== Exercise brief ==
Single out each line with the word "Stacked" and copy it.

== Stored records ==
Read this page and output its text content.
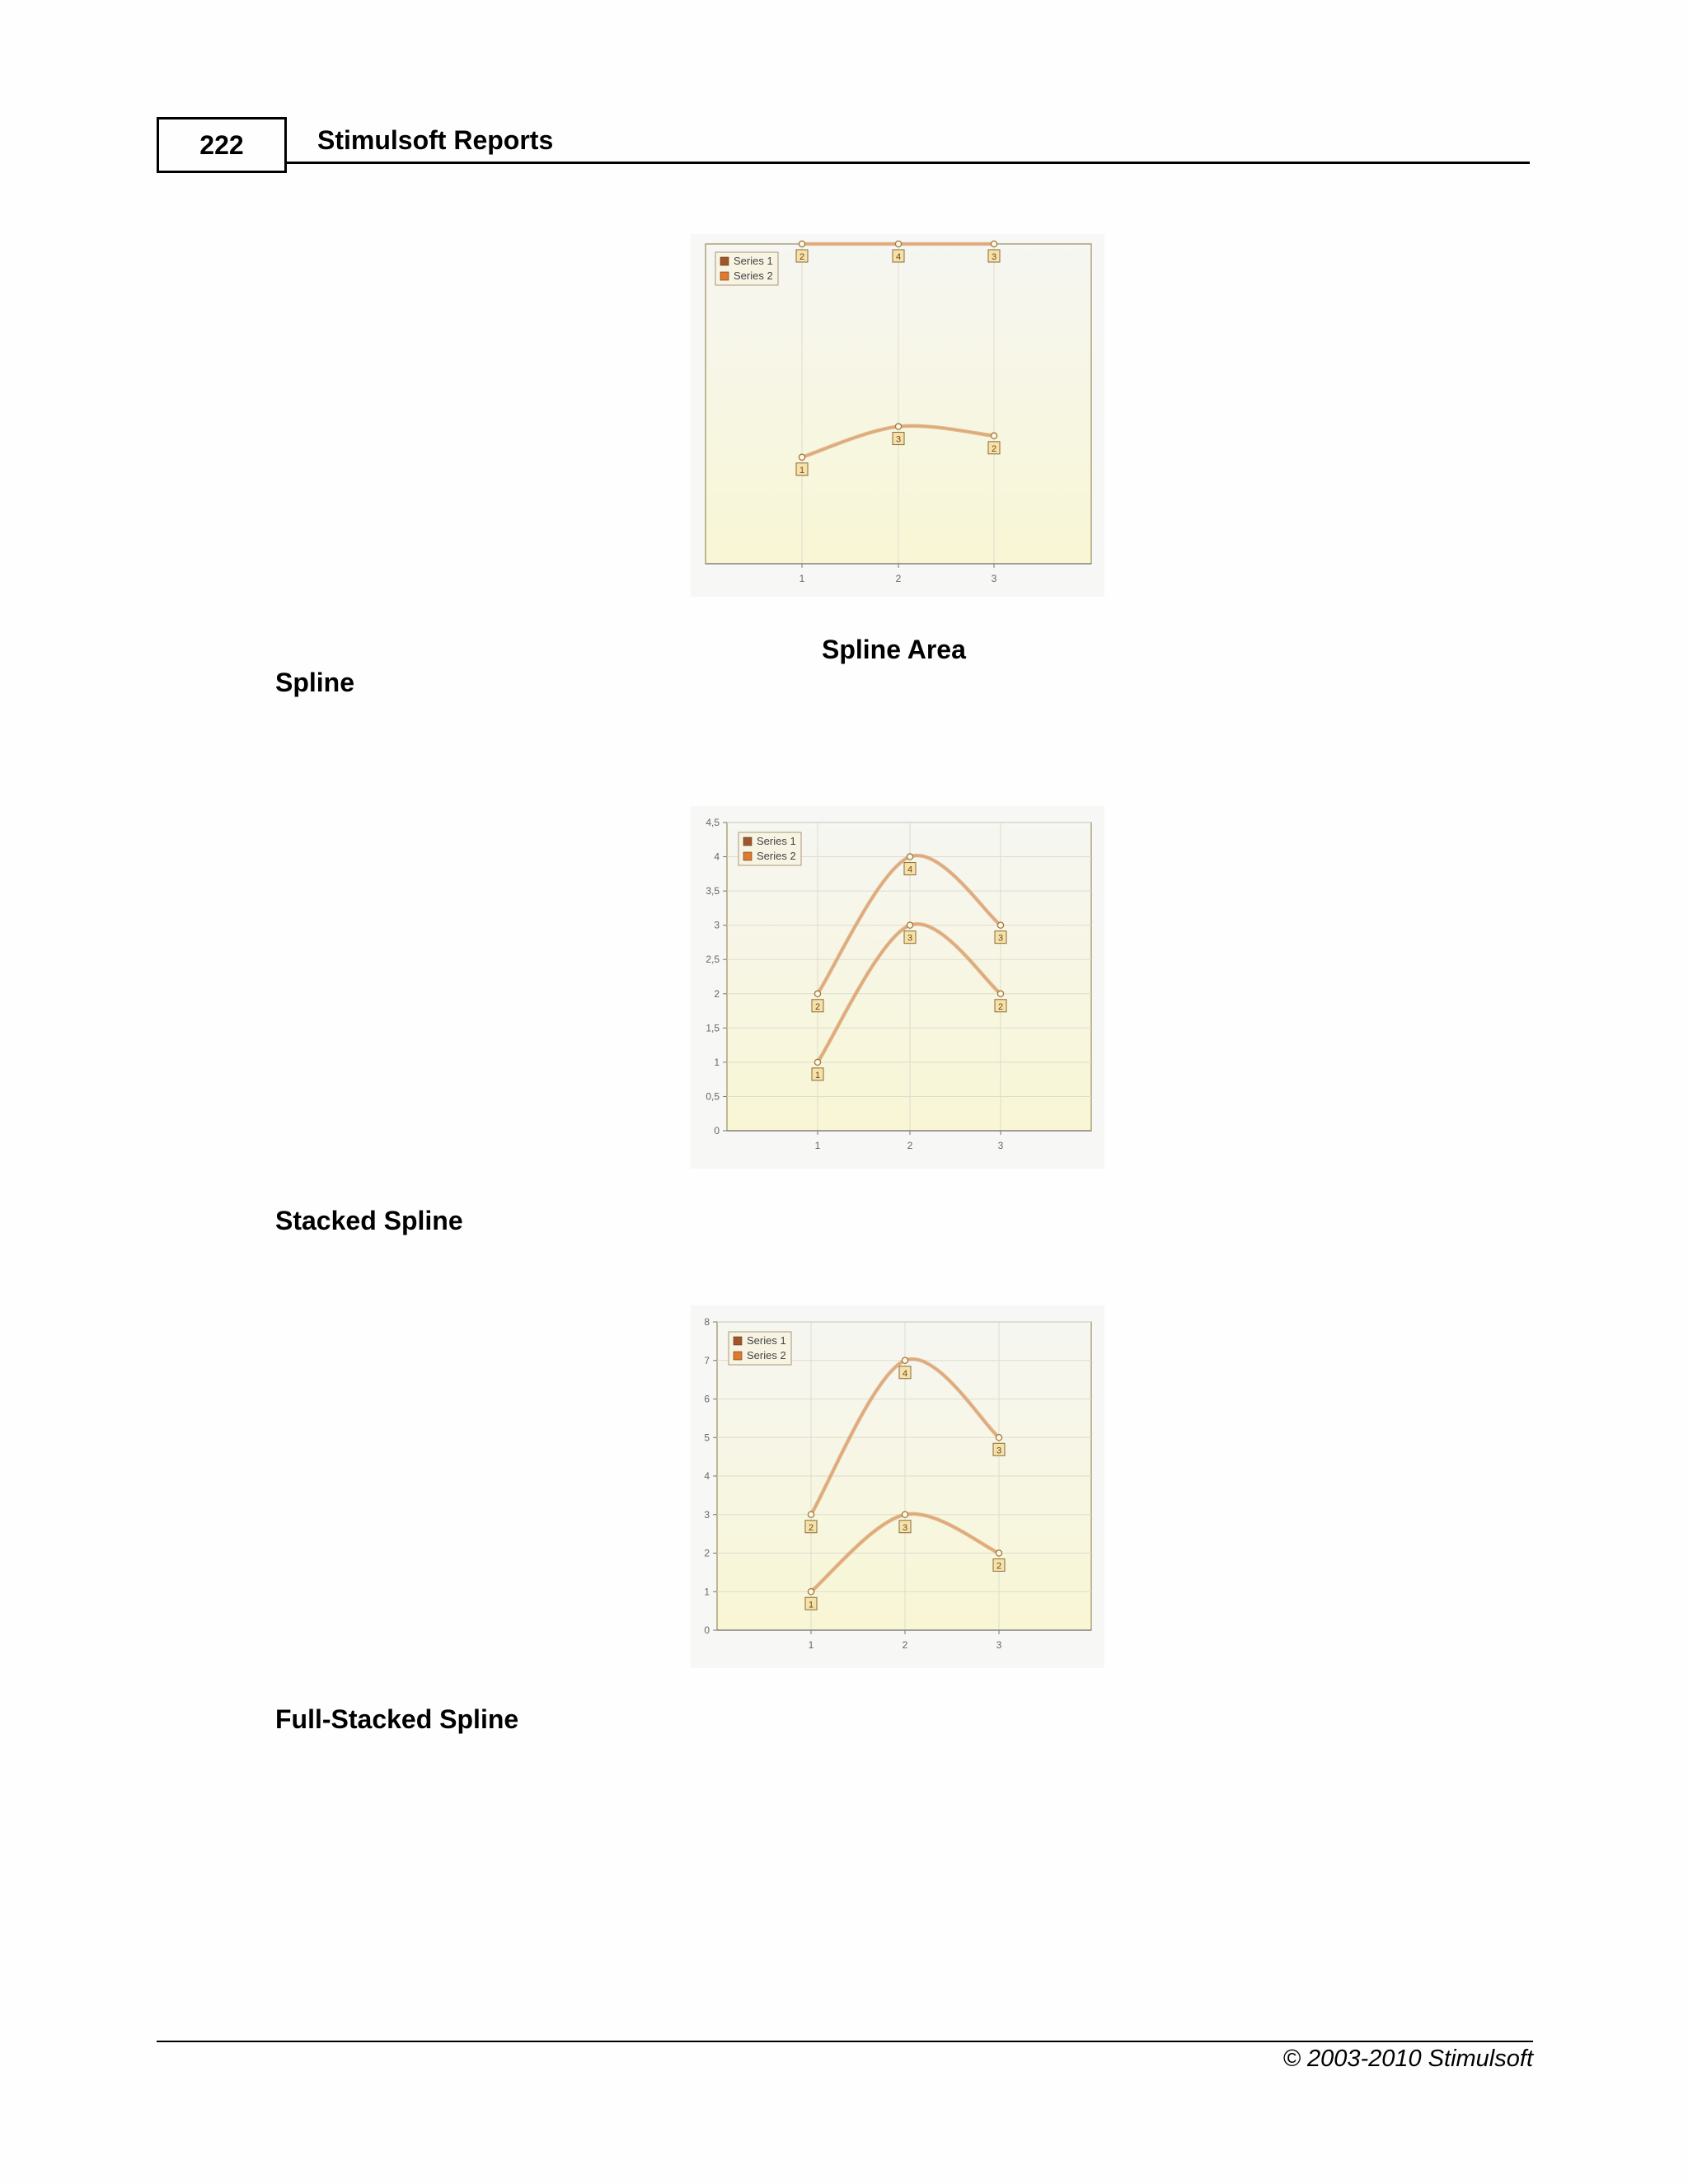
222	Stimulsoft Reports
1	2	3
1
3
2
2	4	3
Series 1
Series 2
Spline Area
Spline
0
0,5
1
1,5
2
2,5
3
3,5
4
4,5
1	2	3
1
3
2
2
4
3
Series 1
Series 2
Stacked Spline
0
1
2
3
4
5
6
7
8
1	2	3
1
3
2
2
4
3
Series 1
Series 2
Full-Stacked Spline
© 2003-2010 Stimulsoft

== Result for this task ==
Stacked Spline
Full-Stacked Spline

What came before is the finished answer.